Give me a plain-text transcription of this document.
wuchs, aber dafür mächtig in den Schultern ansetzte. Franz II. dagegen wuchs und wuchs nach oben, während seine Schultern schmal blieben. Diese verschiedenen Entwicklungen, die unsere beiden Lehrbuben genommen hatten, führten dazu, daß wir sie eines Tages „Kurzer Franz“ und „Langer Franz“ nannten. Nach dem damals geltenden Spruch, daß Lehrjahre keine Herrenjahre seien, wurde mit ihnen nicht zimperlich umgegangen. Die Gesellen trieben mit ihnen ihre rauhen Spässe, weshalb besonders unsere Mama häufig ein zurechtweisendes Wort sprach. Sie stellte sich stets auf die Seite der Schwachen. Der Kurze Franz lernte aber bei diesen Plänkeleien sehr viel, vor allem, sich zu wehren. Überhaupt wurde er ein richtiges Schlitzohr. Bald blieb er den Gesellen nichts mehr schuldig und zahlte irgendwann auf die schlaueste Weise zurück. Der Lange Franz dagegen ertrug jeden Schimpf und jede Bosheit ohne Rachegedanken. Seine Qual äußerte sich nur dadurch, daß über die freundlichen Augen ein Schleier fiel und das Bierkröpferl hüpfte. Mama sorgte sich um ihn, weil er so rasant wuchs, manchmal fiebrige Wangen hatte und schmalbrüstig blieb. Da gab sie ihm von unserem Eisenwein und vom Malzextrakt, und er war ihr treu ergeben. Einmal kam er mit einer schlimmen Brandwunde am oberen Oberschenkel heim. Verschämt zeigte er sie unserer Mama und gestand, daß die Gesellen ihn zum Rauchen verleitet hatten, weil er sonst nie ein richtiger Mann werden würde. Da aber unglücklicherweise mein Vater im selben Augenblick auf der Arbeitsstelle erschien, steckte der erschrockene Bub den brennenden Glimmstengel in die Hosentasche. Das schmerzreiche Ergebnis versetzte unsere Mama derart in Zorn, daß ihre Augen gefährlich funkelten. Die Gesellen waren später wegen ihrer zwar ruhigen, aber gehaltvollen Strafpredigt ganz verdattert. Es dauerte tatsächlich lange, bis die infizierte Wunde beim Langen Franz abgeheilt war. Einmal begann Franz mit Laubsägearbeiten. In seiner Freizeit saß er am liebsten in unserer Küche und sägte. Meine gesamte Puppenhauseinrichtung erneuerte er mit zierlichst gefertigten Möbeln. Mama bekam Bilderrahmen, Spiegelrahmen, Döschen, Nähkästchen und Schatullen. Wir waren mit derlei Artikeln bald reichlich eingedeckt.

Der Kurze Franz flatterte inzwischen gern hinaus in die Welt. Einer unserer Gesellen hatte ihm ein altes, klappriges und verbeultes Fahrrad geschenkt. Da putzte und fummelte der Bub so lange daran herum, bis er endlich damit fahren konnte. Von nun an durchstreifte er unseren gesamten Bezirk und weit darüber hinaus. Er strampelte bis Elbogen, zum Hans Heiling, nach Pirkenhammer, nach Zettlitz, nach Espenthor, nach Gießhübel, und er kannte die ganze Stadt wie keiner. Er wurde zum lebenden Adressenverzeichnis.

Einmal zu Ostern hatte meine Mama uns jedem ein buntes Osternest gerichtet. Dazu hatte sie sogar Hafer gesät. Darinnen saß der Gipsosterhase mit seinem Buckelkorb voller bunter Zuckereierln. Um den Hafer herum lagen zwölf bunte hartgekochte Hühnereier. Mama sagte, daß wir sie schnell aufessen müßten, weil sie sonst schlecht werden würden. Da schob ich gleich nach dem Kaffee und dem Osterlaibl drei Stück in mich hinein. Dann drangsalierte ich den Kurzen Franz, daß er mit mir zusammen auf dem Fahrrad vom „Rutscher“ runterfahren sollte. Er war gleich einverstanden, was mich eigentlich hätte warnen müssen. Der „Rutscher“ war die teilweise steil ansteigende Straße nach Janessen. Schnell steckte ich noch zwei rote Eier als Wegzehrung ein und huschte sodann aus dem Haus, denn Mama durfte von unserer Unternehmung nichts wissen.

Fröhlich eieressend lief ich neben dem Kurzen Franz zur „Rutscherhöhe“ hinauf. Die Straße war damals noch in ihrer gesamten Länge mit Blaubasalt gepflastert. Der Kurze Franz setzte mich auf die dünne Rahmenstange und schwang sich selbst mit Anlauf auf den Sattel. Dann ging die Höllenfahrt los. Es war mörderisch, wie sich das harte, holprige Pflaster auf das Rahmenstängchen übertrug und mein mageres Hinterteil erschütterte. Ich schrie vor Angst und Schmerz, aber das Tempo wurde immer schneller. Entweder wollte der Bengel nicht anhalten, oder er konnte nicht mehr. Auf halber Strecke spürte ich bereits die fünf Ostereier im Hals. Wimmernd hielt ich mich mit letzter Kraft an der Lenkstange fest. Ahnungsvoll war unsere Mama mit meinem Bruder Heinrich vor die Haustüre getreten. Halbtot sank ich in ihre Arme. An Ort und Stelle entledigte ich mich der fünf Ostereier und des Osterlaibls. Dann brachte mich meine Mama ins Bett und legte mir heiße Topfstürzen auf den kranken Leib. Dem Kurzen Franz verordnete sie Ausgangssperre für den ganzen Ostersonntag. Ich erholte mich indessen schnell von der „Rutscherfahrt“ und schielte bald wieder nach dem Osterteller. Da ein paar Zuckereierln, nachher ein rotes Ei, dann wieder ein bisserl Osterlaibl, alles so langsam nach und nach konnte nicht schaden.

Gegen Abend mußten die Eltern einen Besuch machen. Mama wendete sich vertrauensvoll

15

· · · · ·

## What you need to do:
Repeat each of the records exactly as written.

## Worked solution:
Give me a plain-text transcription of this document.
wuchs, aber dafür mächtig in den Schultern ansetzte. Franz II. dagegen wuchs und wuchs nach oben, während seine Schultern schmal blieben. Diese verschiedenen Entwicklungen, die unsere beiden Lehrbuben genommen hatten, führten dazu, daß wir sie eines Tages „Kurzer Franz“ und „Langer Franz“ nannten. Nach dem damals geltenden Spruch, daß Lehrjahre keine Herrenjahre seien, wurde mit ihnen nicht zimperlich umgegangen. Die Gesellen trieben mit ihnen ihre rauhen Spässe, weshalb besonders unsere Mama häufig ein zurechtweisendes Wort sprach. Sie stellte sich stets auf die Seite der Schwachen. Der Kurze Franz lernte aber bei diesen Plänkeleien sehr viel, vor allem, sich zu wehren. Überhaupt wurde er ein richtiges Schlitzohr. Bald blieb er den Gesellen nichts mehr schuldig und zahlte irgendwann auf die schlaueste Weise zurück. Der Lange Franz dagegen ertrug jeden Schimpf und jede Bosheit ohne Rachegedanken. Seine Qual äußerte sich nur dadurch, daß über die freundlichen Augen ein Schleier fiel und das Bierkröpferl hüpfte. Mama sorgte sich um ihn, weil er so rasant wuchs, manchmal fiebrige Wangen hatte und schmalbrüstig blieb. Da gab sie ihm von unserem Eisenwein und vom Malzextrakt, und er war ihr treu ergeben. Einmal kam er mit einer schlimmen Brandwunde am oberen Oberschenkel heim. Verschämt zeigte er sie unserer Mama und gestand, daß die Gesellen ihn zum Rauchen verleitet hatten, weil er sonst nie ein richtiger Mann werden würde. Da aber unglücklicherweise mein Vater im selben Augenblick auf der Arbeitsstelle erschien, steckte der erschrockene Bub den brennenden Glimmstengel in die Hosentasche. Das schmerzreiche Ergebnis versetzte unsere Mama derart in Zorn, daß ihre Augen gefährlich funkelten. Die Gesellen waren später wegen ihrer zwar ruhigen, aber gehaltvollen Strafpredigt ganz verdattert. Es dauerte tatsächlich lange, bis die infizierte Wunde beim Langen Franz abgeheilt war. Einmal begann Franz mit Laubsägearbeiten. In seiner Freizeit saß er am liebsten in unserer Küche und sägte. Meine gesamte Puppenhauseinrichtung erneuerte er mit zierlichst gefertigten Möbeln. Mama bekam Bilderrahmen, Spiegelrahmen, Döschen, Nähkästchen und Schatullen. Wir waren mit derlei Artikeln bald reichlich eingedeckt.

Der Kurze Franz flatterte inzwischen gern hinaus in die Welt. Einer unserer Gesellen hatte ihm ein altes, klappriges und verbeultes Fahrrad geschenkt. Da putzte und fummelte der Bub so lange daran herum, bis er endlich damit fahren konnte. Von nun an durchstreifte er unseren gesamten Bezirk und weit darüber hinaus. Er strampelte bis Elbogen, zum Hans Heiling, nach Pirkenhammer, nach Zettlitz, nach Espenthor, nach Gießhübel, und er kannte die ganze Stadt wie keiner. Er wurde zum lebenden Adressenverzeichnis.

Einmal zu Ostern hatte meine Mama uns jedem ein buntes Osternest gerichtet. Dazu hatte sie sogar Hafer gesät. Darinnen saß der Gipsosterhase mit seinem Buckelkorb voller bunter Zuckereierln. Um den Hafer herum lagen zwölf bunte hartgekochte Hühnereier. Mama sagte, daß wir sie schnell aufessen müßten, weil sie sonst schlecht werden würden. Da schob ich gleich nach dem Kaffee und dem Osterlaibl drei Stück in mich hinein. Dann drangsalierte ich den Kurzen Franz, daß er mit mir zusammen auf dem Fahrrad vom „Rutscher“ runterfahren sollte. Er war gleich einverstanden, was mich eigentlich hätte warnen müssen. Der „Rutscher“ war die teilweise steil ansteigende Straße nach Janessen. Schnell steckte ich noch zwei rote Eier als Wegzehrung ein und huschte sodann aus dem Haus, denn Mama durfte von unserer Unternehmung nichts wissen.

Fröhlich eieressend lief ich neben dem Kurzen Franz zur „Rutscherhöhe“ hinauf. Die Straße war damals noch in ihrer gesamten Länge mit Blaubasalt gepflastert. Der Kurze Franz setzte mich auf die dünne Rahmenstange und schwang sich selbst mit Anlauf auf den Sattel. Dann ging die Höllenfahrt los. Es war mörderisch, wie sich das harte, holprige Pflaster auf das Rahmenstängchen übertrug und mein mageres Hinterteil erschütterte. Ich schrie vor Angst und Schmerz, aber das Tempo wurde immer schneller. Entweder wollte der Bengel nicht anhalten, oder er konnte nicht mehr. Auf halber Strecke spürte ich bereits die fünf Ostereier im Hals. Wimmernd hielt ich mich mit letzter Kraft an der Lenkstange fest. Ahnungsvoll war unsere Mama mit meinem Bruder Heinrich vor die Haustüre getreten. Halbtot sank ich in ihre Arme. An Ort und Stelle entledigte ich mich der fünf Ostereier und des Osterlaibls. Dann brachte mich meine Mama ins Bett und legte mir heiße Topfstürzen auf den kranken Leib. Dem Kurzen Franz verordnete sie Ausgangssperre für den ganzen Ostersonntag. Ich erholte mich indessen schnell von der „Rutscherfahrt“ und schielte bald wieder nach dem Osterteller. Da ein paar Zuckereierln, nachher ein rotes Ei, dann wieder ein bisserl Osterlaibl, alles so langsam nach und nach konnte nicht schaden.

Gegen Abend mußten die Eltern einen Besuch machen. Mama wendete sich vertrauensvoll

15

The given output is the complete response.